• _WRITTEN PROBLEM_
Please work out how many lines in the material contain "Entry" and give only that figure.

========

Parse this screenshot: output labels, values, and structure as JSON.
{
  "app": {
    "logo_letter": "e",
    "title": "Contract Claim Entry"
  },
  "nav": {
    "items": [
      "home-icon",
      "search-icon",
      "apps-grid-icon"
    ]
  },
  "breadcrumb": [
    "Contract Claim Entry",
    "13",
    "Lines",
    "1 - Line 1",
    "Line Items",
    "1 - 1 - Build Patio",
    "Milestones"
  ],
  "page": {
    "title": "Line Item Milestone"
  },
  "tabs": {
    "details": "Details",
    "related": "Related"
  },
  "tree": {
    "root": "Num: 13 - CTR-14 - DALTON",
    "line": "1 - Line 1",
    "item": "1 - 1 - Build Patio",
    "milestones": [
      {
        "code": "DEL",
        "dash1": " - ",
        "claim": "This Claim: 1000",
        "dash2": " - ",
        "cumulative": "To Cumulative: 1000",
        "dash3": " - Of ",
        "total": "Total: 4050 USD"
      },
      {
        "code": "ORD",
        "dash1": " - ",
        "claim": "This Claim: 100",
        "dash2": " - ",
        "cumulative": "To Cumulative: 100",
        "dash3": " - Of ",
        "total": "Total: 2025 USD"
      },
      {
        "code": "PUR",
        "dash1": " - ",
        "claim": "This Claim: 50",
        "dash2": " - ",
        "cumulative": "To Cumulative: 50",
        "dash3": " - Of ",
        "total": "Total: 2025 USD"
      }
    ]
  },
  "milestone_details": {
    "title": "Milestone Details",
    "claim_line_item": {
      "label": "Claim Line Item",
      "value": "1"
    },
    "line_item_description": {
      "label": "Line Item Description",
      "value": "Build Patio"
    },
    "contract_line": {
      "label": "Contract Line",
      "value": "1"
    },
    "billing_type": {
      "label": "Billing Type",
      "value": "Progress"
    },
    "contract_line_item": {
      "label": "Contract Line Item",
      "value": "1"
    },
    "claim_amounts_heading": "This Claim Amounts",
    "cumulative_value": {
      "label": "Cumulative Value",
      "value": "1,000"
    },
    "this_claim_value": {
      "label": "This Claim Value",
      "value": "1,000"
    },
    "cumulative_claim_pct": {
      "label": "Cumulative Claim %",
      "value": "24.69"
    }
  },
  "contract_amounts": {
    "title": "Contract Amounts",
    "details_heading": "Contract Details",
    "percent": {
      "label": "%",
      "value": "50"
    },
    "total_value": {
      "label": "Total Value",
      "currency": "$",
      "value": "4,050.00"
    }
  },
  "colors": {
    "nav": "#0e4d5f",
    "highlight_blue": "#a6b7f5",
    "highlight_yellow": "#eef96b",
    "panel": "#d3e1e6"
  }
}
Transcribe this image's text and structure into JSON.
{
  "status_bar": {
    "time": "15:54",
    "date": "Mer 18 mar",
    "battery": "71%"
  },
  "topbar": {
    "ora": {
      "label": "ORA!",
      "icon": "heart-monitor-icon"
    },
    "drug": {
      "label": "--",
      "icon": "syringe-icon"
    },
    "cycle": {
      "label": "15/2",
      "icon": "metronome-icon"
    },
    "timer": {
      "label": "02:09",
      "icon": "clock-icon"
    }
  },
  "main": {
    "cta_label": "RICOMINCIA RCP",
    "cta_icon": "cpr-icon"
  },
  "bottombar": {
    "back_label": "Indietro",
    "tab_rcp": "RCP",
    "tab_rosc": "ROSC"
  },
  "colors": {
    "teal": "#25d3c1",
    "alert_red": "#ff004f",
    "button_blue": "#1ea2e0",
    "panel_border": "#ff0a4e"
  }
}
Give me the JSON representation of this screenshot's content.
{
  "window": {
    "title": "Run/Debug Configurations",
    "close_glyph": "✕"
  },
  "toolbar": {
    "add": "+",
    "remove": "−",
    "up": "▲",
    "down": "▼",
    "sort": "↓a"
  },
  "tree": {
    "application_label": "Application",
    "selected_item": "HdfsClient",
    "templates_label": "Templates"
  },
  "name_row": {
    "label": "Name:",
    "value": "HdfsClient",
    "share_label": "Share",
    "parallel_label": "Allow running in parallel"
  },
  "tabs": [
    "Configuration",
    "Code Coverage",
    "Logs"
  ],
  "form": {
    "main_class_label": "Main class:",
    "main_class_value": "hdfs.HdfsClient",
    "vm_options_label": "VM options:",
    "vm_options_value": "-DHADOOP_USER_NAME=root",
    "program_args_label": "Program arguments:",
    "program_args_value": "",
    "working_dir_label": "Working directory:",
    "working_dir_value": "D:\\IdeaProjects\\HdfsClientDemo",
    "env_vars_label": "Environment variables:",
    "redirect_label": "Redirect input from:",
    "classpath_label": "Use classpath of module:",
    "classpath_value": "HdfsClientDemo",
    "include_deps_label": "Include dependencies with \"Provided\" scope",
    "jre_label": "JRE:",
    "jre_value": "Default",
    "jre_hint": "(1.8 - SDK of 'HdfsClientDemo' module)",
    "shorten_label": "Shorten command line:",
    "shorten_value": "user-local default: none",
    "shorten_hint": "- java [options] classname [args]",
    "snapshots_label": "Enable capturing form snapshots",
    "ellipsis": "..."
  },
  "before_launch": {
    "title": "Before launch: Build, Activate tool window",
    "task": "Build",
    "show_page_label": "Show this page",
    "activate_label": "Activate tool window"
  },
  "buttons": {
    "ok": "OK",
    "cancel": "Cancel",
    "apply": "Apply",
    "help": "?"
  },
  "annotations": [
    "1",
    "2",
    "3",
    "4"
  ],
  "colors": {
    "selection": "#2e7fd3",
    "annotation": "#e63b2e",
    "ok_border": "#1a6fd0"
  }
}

========

• _SOLUTION TO THIS PROBLEM_
2